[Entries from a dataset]
================================
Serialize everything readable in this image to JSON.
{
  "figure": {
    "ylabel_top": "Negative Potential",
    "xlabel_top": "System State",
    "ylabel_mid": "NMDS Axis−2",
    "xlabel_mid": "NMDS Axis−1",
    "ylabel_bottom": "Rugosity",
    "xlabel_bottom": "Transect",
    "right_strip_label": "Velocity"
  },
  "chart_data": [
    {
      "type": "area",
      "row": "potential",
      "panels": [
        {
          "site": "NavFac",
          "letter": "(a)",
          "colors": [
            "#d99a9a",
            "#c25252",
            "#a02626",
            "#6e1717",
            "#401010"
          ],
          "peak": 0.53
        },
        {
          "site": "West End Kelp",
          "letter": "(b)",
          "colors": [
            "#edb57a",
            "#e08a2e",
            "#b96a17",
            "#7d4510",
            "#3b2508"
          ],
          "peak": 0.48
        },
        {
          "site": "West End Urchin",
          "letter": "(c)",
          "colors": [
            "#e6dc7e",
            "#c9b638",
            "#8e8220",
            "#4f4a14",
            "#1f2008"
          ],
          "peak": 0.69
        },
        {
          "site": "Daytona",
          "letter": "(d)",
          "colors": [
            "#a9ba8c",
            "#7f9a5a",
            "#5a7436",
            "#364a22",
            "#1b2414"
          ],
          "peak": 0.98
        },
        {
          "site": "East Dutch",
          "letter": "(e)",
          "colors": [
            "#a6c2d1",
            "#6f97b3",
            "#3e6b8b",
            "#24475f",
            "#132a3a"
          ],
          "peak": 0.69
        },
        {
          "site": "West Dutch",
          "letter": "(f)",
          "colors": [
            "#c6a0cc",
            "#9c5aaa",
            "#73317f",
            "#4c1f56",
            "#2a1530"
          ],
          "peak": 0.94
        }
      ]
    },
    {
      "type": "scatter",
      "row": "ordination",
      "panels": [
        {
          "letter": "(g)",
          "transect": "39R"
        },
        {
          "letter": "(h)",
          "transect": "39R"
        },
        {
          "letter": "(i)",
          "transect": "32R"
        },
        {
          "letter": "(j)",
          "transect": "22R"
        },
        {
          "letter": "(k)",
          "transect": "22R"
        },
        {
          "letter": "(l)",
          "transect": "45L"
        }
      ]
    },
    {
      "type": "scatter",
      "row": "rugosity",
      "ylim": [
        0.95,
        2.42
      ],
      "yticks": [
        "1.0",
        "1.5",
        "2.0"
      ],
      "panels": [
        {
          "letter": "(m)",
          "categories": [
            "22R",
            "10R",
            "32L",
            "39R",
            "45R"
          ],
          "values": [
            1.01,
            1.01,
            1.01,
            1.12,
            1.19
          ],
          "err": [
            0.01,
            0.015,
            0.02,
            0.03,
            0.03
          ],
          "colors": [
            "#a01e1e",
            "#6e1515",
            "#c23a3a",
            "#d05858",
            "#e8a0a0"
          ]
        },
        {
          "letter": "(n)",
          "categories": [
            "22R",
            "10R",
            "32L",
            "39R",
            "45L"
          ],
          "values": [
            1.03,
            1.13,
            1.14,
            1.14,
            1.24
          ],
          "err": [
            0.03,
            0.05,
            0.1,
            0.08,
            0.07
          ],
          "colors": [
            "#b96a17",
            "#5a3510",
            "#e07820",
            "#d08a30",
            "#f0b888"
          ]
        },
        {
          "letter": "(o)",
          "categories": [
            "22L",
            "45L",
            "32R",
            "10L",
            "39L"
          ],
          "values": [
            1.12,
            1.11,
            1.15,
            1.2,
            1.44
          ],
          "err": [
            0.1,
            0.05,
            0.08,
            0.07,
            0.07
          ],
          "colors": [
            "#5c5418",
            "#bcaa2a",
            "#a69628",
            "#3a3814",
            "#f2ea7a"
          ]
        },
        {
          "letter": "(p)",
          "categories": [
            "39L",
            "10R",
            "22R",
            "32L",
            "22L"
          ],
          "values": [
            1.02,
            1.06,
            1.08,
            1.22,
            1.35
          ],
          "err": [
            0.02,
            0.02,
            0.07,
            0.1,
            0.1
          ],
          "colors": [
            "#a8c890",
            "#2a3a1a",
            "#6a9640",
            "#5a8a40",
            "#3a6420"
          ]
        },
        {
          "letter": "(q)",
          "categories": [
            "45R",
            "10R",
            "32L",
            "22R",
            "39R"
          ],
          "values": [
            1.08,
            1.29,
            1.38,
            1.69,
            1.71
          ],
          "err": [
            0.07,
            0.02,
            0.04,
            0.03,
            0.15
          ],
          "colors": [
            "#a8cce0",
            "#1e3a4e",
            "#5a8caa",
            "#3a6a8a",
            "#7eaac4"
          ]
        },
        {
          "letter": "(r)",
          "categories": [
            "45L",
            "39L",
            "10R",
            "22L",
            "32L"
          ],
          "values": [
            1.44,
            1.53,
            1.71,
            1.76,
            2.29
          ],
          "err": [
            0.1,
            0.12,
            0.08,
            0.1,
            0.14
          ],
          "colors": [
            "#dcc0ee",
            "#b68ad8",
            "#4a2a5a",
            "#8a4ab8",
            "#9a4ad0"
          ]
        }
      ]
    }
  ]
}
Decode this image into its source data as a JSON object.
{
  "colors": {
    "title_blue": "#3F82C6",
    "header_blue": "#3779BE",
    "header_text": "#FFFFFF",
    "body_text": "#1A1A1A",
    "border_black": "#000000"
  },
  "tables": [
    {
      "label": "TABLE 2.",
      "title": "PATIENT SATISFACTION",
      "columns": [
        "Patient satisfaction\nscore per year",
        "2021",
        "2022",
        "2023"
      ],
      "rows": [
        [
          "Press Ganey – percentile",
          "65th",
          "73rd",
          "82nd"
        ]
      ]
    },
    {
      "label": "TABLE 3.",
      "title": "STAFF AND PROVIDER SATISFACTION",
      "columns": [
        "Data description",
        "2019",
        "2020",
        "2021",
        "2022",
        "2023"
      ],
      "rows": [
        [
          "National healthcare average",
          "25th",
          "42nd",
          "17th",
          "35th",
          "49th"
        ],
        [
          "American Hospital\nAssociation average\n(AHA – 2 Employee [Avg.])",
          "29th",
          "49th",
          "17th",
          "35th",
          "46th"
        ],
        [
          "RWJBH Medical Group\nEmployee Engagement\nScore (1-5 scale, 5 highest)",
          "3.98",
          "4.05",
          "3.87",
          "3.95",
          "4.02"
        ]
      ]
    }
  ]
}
================================
■ DIRECTIONS FOR THIS TASK: Copy out every line of the data that includes the word "NMDS".

■ ANSWER TO THE PROBLEM:
    "ylabel_mid": "NMDS Axis−2",
    "xlabel_mid": "NMDS Axis−1",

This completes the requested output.